▶ **Aim**: Skip the pictures. Copy all the rest of the records down exactly.

▶ **Data extract**:
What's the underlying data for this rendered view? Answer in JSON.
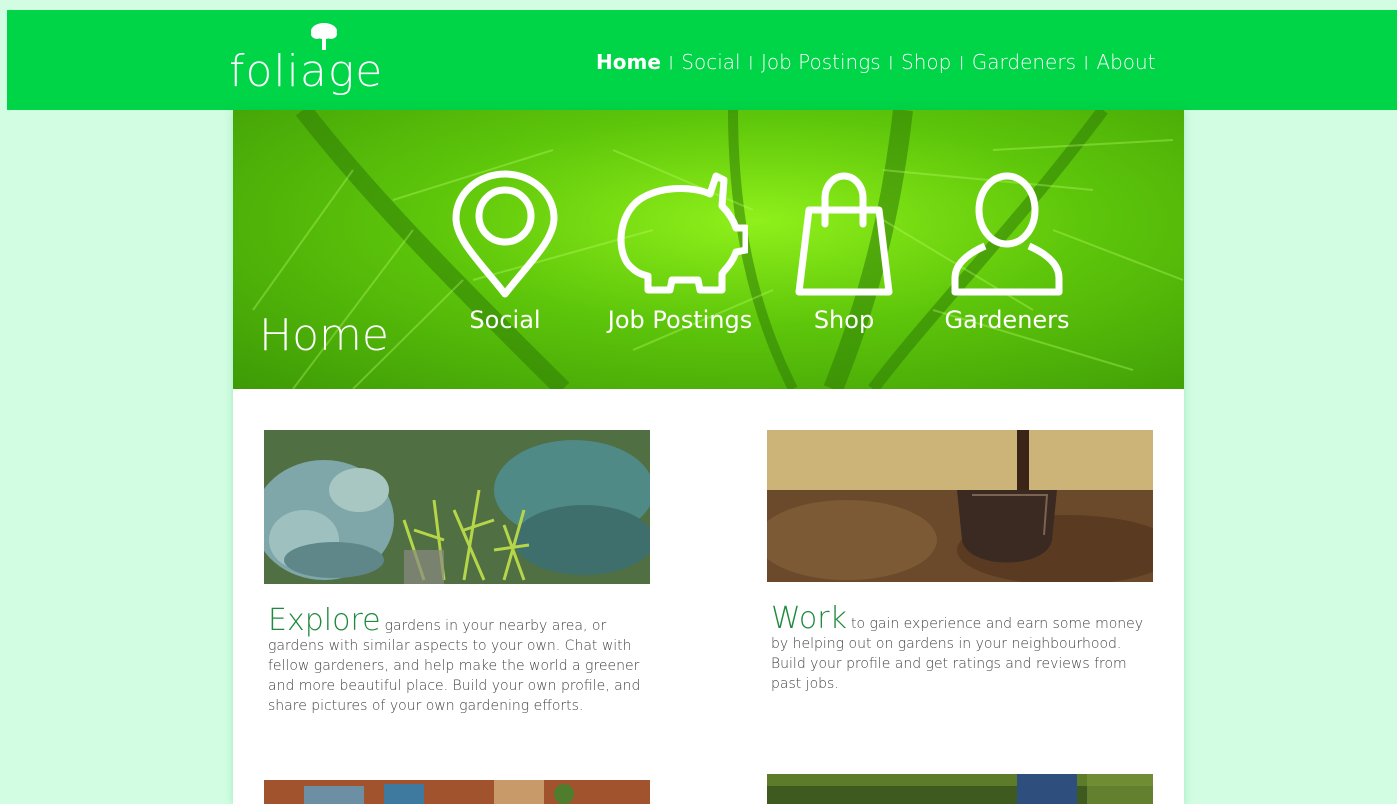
{
  "logo": {
    "text": "foliage"
  },
  "nav": {
    "items": [
      {
        "label": "Home",
        "active": true
      },
      {
        "label": "Social",
        "active": false
      },
      {
        "label": "Job Postings",
        "active": false
      },
      {
        "label": "Shop",
        "active": false
      },
      {
        "label": "Gardeners",
        "active": false
      },
      {
        "label": "About",
        "active": false
      }
    ],
    "separator": "|"
  },
  "hero": {
    "title": "Home",
    "items": [
      {
        "label": "Social",
        "icon": "map-pin-icon"
      },
      {
        "label": "Job Postings",
        "icon": "piggy-bank-icon"
      },
      {
        "label": "Shop",
        "icon": "shopping-bag-icon"
      },
      {
        "label": "Gardeners",
        "icon": "person-icon"
      }
    ]
  },
  "cards": [
    {
      "lead": "Explore",
      "text": "gardens in your nearby area, or gardens with similar aspects to your own. Chat with fellow gardeners, and help make the world a greener and more beautiful place. Build your own profile, and share pictures of your own gardening efforts."
    },
    {
      "lead": "Work",
      "text": "to gain experience and earn some money by helping out on gardens in your neighbourhood. Build your profile and get ratings and reviews from past jobs."
    }
  ],
  "colors": {
    "page_bg": "#d2fde2",
    "header_bg": "#00d447",
    "accent_text": "#1f8a3e"
  }
}
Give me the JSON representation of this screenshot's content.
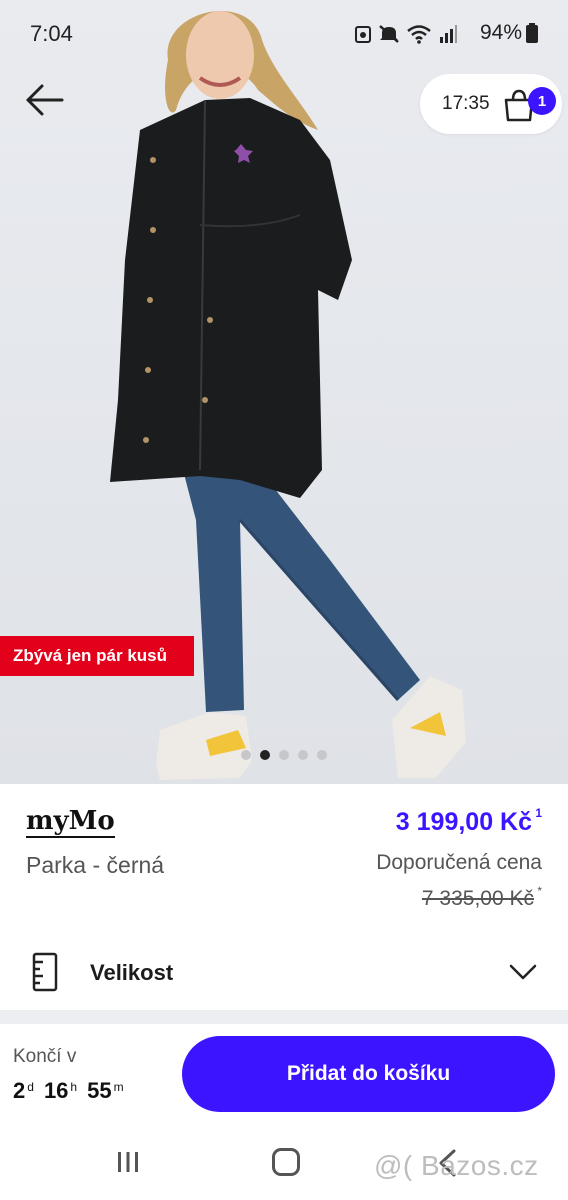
{
  "status_bar": {
    "time": "7:04",
    "battery": "94%"
  },
  "header": {
    "cart_timer": "17:35",
    "cart_count": "1"
  },
  "image": {
    "stock_badge": "Zbývá jen pár kusů",
    "carousel_count": 5,
    "carousel_active_index": 1
  },
  "product": {
    "brand": "myMo",
    "name": "Parka - černá",
    "price": "3 199,00 Kč",
    "price_footnote": "1",
    "rrp_label": "Doporučená cena",
    "rrp_value": "7 335,00 Kč",
    "rrp_footnote": "*"
  },
  "size_selector": {
    "label": "Velikost"
  },
  "offer": {
    "ends_label": "Končí v",
    "days": "2",
    "days_unit": "d",
    "hours": "16",
    "hours_unit": "h",
    "minutes": "55",
    "minutes_unit": "m",
    "add_to_cart": "Přidat do košíku"
  },
  "watermark": "@( Bazos.cz",
  "colors": {
    "accent": "#3d14ff",
    "badge_red": "#e2001a",
    "text_muted": "#555555"
  },
  "icons": {
    "back": "arrow-left-icon",
    "cart": "shopping-bag-icon",
    "size": "ruler-icon",
    "expand": "chevron-down-icon"
  }
}
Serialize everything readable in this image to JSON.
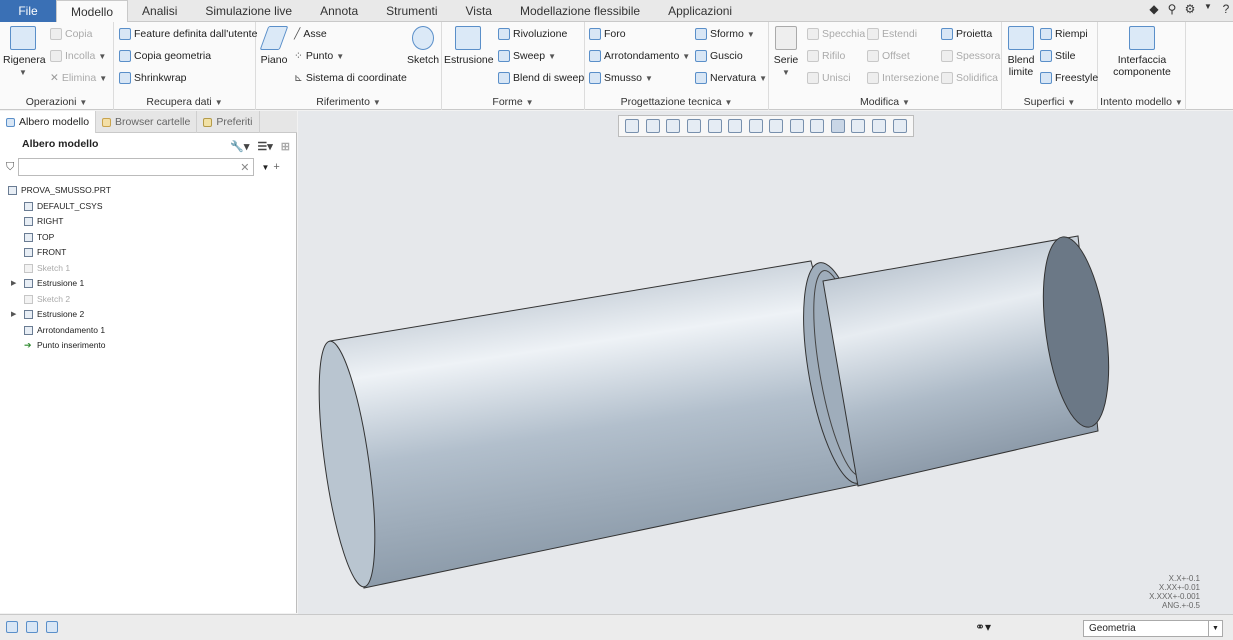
{
  "tabs": [
    "File",
    "Modello",
    "Analisi",
    "Simulazione live",
    "Annota",
    "Strumenti",
    "Vista",
    "Modellazione flessibile",
    "Applicazioni"
  ],
  "active_tab": "Modello",
  "ribbon": {
    "operazioni": {
      "label": "Operazioni",
      "rigenera": "Rigenera",
      "copia": "Copia",
      "incolla": "Incolla",
      "elimina": "Elimina"
    },
    "recupera": {
      "label": "Recupera dati",
      "feature": "Feature definita dall'utente",
      "copia_geom": "Copia geometria",
      "shrinkwrap": "Shrinkwrap"
    },
    "riferimento": {
      "label": "Riferimento",
      "piano": "Piano",
      "asse": "Asse",
      "punto": "Punto",
      "sistema": "Sistema di coordinate",
      "sketch": "Sketch"
    },
    "forme": {
      "label": "Forme",
      "estrusione": "Estrusione",
      "rivoluzione": "Rivoluzione",
      "sweep": "Sweep",
      "blend": "Blend di sweep"
    },
    "progettazione": {
      "label": "Progettazione tecnica",
      "foro": "Foro",
      "arrotondamento": "Arrotondamento",
      "smusso": "Smusso",
      "sformo": "Sformo",
      "guscio": "Guscio",
      "nervatura": "Nervatura"
    },
    "modifica": {
      "label": "Modifica",
      "serie": "Serie",
      "specchia": "Specchia",
      "rifilo": "Rifilo",
      "unisci": "Unisci",
      "estendi": "Estendi",
      "offset": "Offset",
      "intersezione": "Intersezione",
      "proietta": "Proietta",
      "spessora": "Spessora",
      "solidifica": "Solidifica"
    },
    "superfici": {
      "label": "Superfici",
      "blend_limite": "Blend limite",
      "riempi": "Riempi",
      "stile": "Stile",
      "freestyle": "Freestyle"
    },
    "intento": {
      "label": "Intento modello",
      "interfaccia": "Interfaccia componente"
    }
  },
  "panel_tabs": [
    "Albero modello",
    "Browser cartelle",
    "Preferiti"
  ],
  "panel_title": "Albero modello",
  "search_value": "",
  "tree": [
    {
      "label": "PROVA_SMUSSO.PRT",
      "dim": false,
      "expandable": false,
      "icon": "part-icon"
    },
    {
      "label": "DEFAULT_CSYS",
      "dim": false,
      "expandable": false,
      "icon": "csys-icon"
    },
    {
      "label": "RIGHT",
      "dim": false,
      "expandable": false,
      "icon": "plane-icon"
    },
    {
      "label": "TOP",
      "dim": false,
      "expandable": false,
      "icon": "plane-icon"
    },
    {
      "label": "FRONT",
      "dim": false,
      "expandable": false,
      "icon": "plane-icon"
    },
    {
      "label": "Sketch 1",
      "dim": true,
      "expandable": false,
      "icon": "sketch-icon"
    },
    {
      "label": "Estrusione 1",
      "dim": false,
      "expandable": true,
      "icon": "extrude-icon"
    },
    {
      "label": "Sketch 2",
      "dim": true,
      "expandable": false,
      "icon": "sketch-icon"
    },
    {
      "label": "Estrusione 2",
      "dim": false,
      "expandable": true,
      "icon": "extrude-icon"
    },
    {
      "label": "Arrotondamento 1",
      "dim": false,
      "expandable": false,
      "icon": "round-icon"
    },
    {
      "label": "Punto inserimento",
      "dim": false,
      "expandable": false,
      "icon": "insert-arrow-icon"
    }
  ],
  "tolerance": [
    "X.X+-0.1",
    "X.XX+-0.01",
    "X.XXX+-0.001",
    "ANG.+-0.5"
  ],
  "status": {
    "filter_value": "Geometria"
  },
  "colors": {
    "file_tab": "#3a70b5",
    "viewport_bg": "#e6e8eb",
    "shaft": "#b4c1cd"
  }
}
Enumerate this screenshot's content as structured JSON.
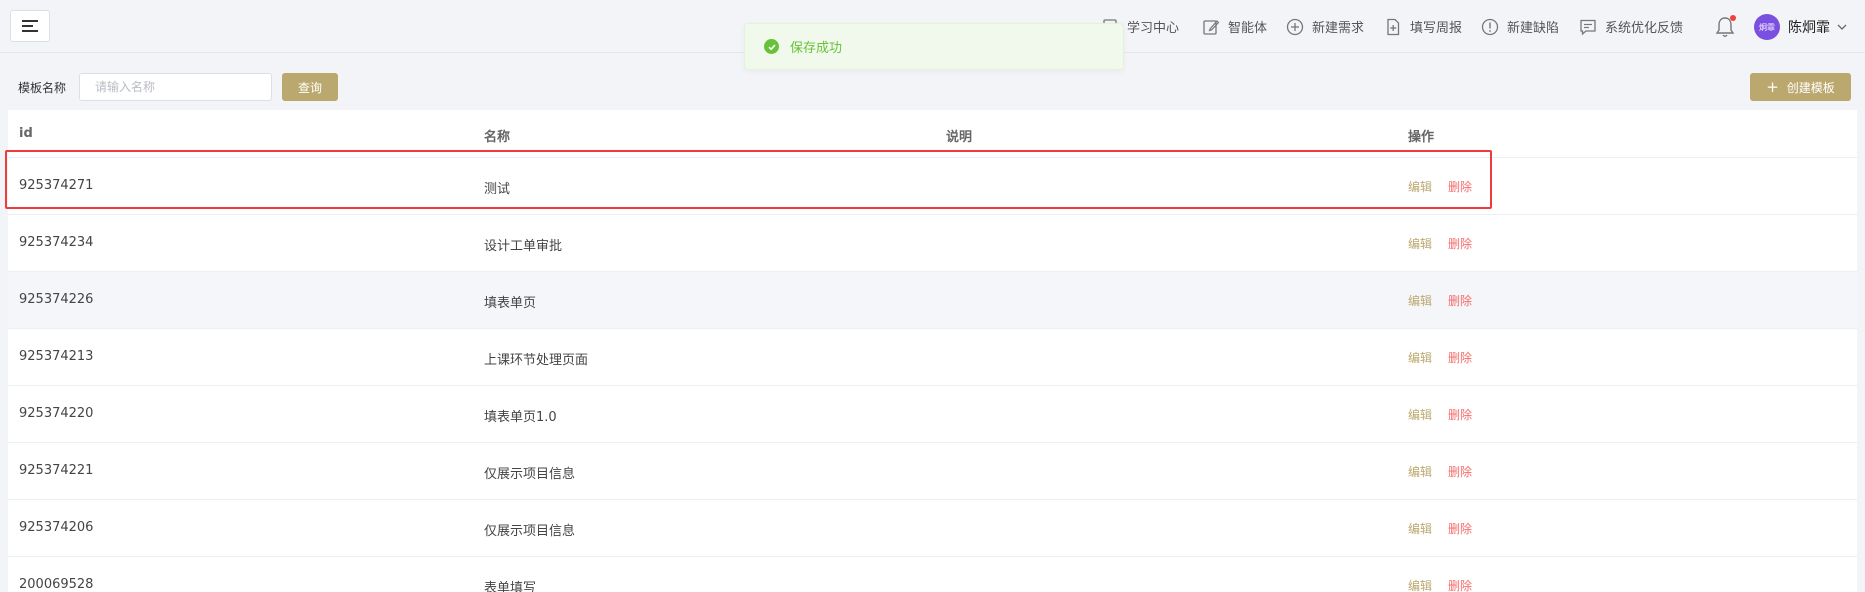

▶ **Answer to the exercise**:
What's the underlying data for this rendered view? Answer in JSON.
{
  "logo": {
    "text": "foliage"
  },
  "nav": {
    "items": [
      {
        "label": "Home",
        "active": true
      },
      {
        "label": "Social",
        "active": false
      },
      {
        "label": "Job Postings",
        "active": false
      },
      {
        "label": "Shop",
        "active": false
      },
      {
        "label": "Gardeners",
        "active": false
      },
      {
        "label": "About",
        "active": false
      }
    ],
    "separator": "|"
  },
  "hero": {
    "title": "Home",
    "items": [
      {
        "label": "Social",
        "icon": "map-pin-icon"
      },
      {
        "label": "Job Postings",
        "icon": "piggy-bank-icon"
      },
      {
        "label": "Shop",
        "icon": "shopping-bag-icon"
      },
      {
        "label": "Gardeners",
        "icon": "person-icon"
      }
    ]
  },
  "cards": [
    {
      "lead": "Explore",
      "text": "gardens in your nearby area, or gardens with similar aspects to your own. Chat with fellow gardeners, and help make the world a greener and more beautiful place. Build your own profile, and share pictures of your own gardening efforts."
    },
    {
      "lead": "Work",
      "text": "to gain experience and earn some money by helping out on gardens in your neighbourhood. Build your profile and get ratings and reviews from past jobs."
    }
  ],
  "colors": {
    "page_bg": "#d2fde2",
    "header_bg": "#00d447",
    "accent_text": "#1f8a3e"
  }
}
Give me the JSON representation of this screenshot's content.
{
  "status_bar": {
    "time": "7:04",
    "battery": "94%"
  },
  "header": {
    "cart_timer": "17:35",
    "cart_count": "1"
  },
  "image": {
    "stock_badge": "Zbývá jen pár kusů",
    "carousel_count": 5,
    "carousel_active_index": 1
  },
  "product": {
    "brand": "myMo",
    "name": "Parka - černá",
    "price": "3 199,00 Kč",
    "price_footnote": "1",
    "rrp_label": "Doporučená cena",
    "rrp_value": "7 335,00 Kč",
    "rrp_footnote": "*"
  },
  "size_selector": {
    "label": "Velikost"
  },
  "offer": {
    "ends_label": "Končí v",
    "days": "2",
    "days_unit": "d",
    "hours": "16",
    "hours_unit": "h",
    "minutes": "55",
    "minutes_unit": "m",
    "add_to_cart": "Přidat do košíku"
  },
  "watermark": "@( Bazos.cz",
  "colors": {
    "accent": "#3d14ff",
    "badge_red": "#e2001a",
    "text_muted": "#555555"
  },
  "icons": {
    "back": "arrow-left-icon",
    "cart": "shopping-bag-icon",
    "size": "ruler-icon",
    "expand": "chevron-down-icon"
  }
}
Serialize everything readable in this image to JSON.
{
  "tabs": [
    "File",
    "Modello",
    "Analisi",
    "Simulazione live",
    "Annota",
    "Strumenti",
    "Vista",
    "Modellazione flessibile",
    "Applicazioni"
  ],
  "active_tab": "Modello",
  "ribbon": {
    "operazioni": {
      "label": "Operazioni",
      "rigenera": "Rigenera",
      "copia": "Copia",
      "incolla": "Incolla",
      "elimina": "Elimina"
    },
    "recupera": {
      "label": "Recupera dati",
      "feature": "Feature definita dall'utente",
      "copia_geom": "Copia geometria",
      "shrinkwrap": "Shrinkwrap"
    },
    "riferimento": {
      "label": "Riferimento",
      "piano": "Piano",
      "asse": "Asse",
      "punto": "Punto",
      "sistema": "Sistema di coordinate",
      "sketch": "Sketch"
    },
    "forme": {
      "label": "Forme",
      "estrusione": "Estrusione",
      "rivoluzione": "Rivoluzione",
      "sweep": "Sweep",
      "blend": "Blend di sweep"
    },
    "progettazione": {
      "label": "Progettazione tecnica",
      "foro": "Foro",
      "arrotondamento": "Arrotondamento",
      "smusso": "Smusso",
      "sformo": "Sformo",
      "guscio": "Guscio",
      "nervatura": "Nervatura"
    },
    "modifica": {
      "label": "Modifica",
      "serie": "Serie",
      "specchia": "Specchia",
      "rifilo": "Rifilo",
      "unisci": "Unisci",
      "estendi": "Estendi",
      "offset": "Offset",
      "intersezione": "Intersezione",
      "proietta": "Proietta",
      "spessora": "Spessora",
      "solidifica": "Solidifica"
    },
    "superfici": {
      "label": "Superfici",
      "blend_limite": "Blend limite",
      "riempi": "Riempi",
      "stile": "Stile",
      "freestyle": "Freestyle"
    },
    "intento": {
      "label": "Intento modello",
      "interfaccia": "Interfaccia componente"
    }
  },
  "panel_tabs": [
    "Albero modello",
    "Browser cartelle",
    "Preferiti"
  ],
  "panel_title": "Albero modello",
  "search_value": "",
  "tree": [
    {
      "label": "PROVA_SMUSSO.PRT",
      "dim": false,
      "expandable": false,
      "icon": "part-icon"
    },
    {
      "label": "DEFAULT_CSYS",
      "dim": false,
      "expandable": false,
      "icon": "csys-icon"
    },
    {
      "label": "RIGHT",
      "dim": false,
      "expandable": false,
      "icon": "plane-icon"
    },
    {
      "label": "TOP",
      "dim": false,
      "expandable": false,
      "icon": "plane-icon"
    },
    {
      "label": "FRONT",
      "dim": false,
      "expandable": false,
      "icon": "plane-icon"
    },
    {
      "label": "Sketch 1",
      "dim": true,
      "expandable": false,
      "icon": "sketch-icon"
    },
    {
      "label": "Estrusione 1",
      "dim": false,
      "expandable": true,
      "icon": "extrude-icon"
    },
    {
      "label": "Sketch 2",
      "dim": true,
      "expandable": false,
      "icon": "sketch-icon"
    },
    {
      "label": "Estrusione 2",
      "dim": false,
      "expandable": true,
      "icon": "extrude-icon"
    },
    {
      "label": "Arrotondamento 1",
      "dim": false,
      "expandable": false,
      "icon": "round-icon"
    },
    {
      "label": "Punto inserimento",
      "dim": false,
      "expandable": false,
      "icon": "insert-arrow-icon"
    }
  ],
  "tolerance": [
    "X.X+-0.1",
    "X.XX+-0.01",
    "X.XXX+-0.001",
    "ANG.+-0.5"
  ],
  "status": {
    "filter_value": "Geometria"
  },
  "colors": {
    "file_tab": "#3a70b5",
    "viewport_bg": "#e6e8eb",
    "shaft": "#b4c1cd"
  }
}
Enumerate this screenshot's content as structured JSON.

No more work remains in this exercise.